# Problem to solve
Each line in the entries that has the word "color" has to be copied.

Extracts from a graphics dataset
▼▼▼
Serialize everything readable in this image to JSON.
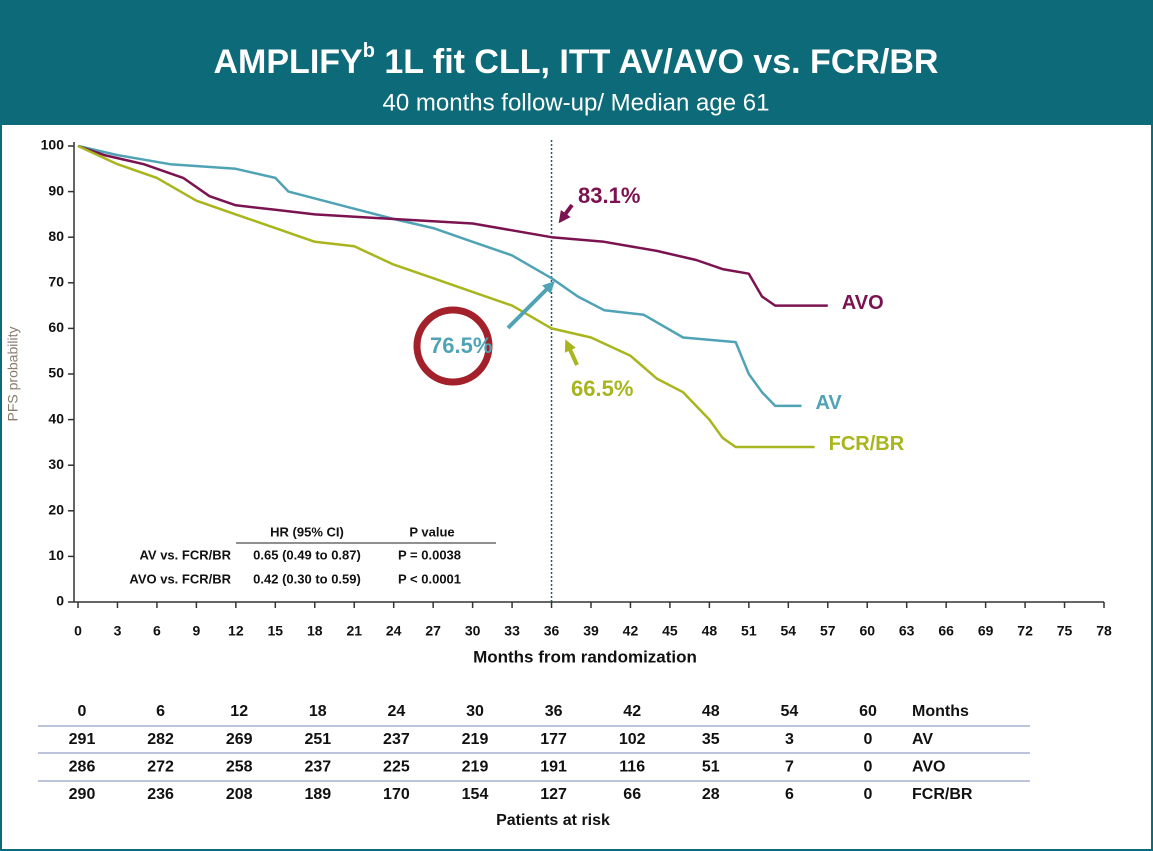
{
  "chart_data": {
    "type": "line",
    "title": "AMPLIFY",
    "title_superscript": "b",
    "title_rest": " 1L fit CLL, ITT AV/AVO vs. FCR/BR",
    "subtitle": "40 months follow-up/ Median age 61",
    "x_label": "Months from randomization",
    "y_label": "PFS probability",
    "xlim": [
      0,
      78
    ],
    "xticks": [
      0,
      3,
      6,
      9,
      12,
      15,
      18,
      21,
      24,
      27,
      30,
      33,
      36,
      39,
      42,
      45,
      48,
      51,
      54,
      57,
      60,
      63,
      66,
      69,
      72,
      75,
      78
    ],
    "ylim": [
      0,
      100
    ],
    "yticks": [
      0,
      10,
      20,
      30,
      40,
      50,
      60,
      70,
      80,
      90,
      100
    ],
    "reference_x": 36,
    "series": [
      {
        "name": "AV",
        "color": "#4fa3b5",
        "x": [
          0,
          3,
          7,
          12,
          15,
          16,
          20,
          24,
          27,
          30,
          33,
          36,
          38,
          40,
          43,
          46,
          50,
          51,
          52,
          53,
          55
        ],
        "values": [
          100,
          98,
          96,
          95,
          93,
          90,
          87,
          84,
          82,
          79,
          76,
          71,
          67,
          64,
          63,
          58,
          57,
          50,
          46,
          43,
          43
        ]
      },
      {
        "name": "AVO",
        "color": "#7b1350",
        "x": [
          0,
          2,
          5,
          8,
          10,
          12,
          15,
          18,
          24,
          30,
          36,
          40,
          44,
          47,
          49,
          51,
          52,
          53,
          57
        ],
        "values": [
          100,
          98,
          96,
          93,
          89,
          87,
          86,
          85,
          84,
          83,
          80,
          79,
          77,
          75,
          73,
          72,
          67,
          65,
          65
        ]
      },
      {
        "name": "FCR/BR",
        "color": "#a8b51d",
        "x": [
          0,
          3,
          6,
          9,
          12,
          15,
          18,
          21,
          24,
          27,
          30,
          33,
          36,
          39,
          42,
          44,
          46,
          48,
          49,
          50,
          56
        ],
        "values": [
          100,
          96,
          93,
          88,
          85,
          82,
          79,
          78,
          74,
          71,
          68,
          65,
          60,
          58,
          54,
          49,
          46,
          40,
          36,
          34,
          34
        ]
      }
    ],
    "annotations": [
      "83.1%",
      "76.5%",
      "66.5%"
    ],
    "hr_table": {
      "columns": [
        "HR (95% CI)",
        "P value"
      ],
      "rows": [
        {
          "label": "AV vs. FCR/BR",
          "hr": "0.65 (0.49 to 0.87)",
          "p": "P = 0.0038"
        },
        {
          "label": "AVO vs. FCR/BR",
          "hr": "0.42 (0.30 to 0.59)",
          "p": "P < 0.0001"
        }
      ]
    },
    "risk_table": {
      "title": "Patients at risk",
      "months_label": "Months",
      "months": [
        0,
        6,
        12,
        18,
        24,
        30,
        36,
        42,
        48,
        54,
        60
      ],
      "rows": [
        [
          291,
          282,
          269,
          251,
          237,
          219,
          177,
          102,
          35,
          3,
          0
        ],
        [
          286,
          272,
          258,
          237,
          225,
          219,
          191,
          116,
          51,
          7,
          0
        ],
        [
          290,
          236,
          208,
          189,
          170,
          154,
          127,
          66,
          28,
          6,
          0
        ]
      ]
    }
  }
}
▲▲▲
# Response area
        "color": "#4fa3b5",
        "color": "#7b1350",
        "color": "#a8b51d",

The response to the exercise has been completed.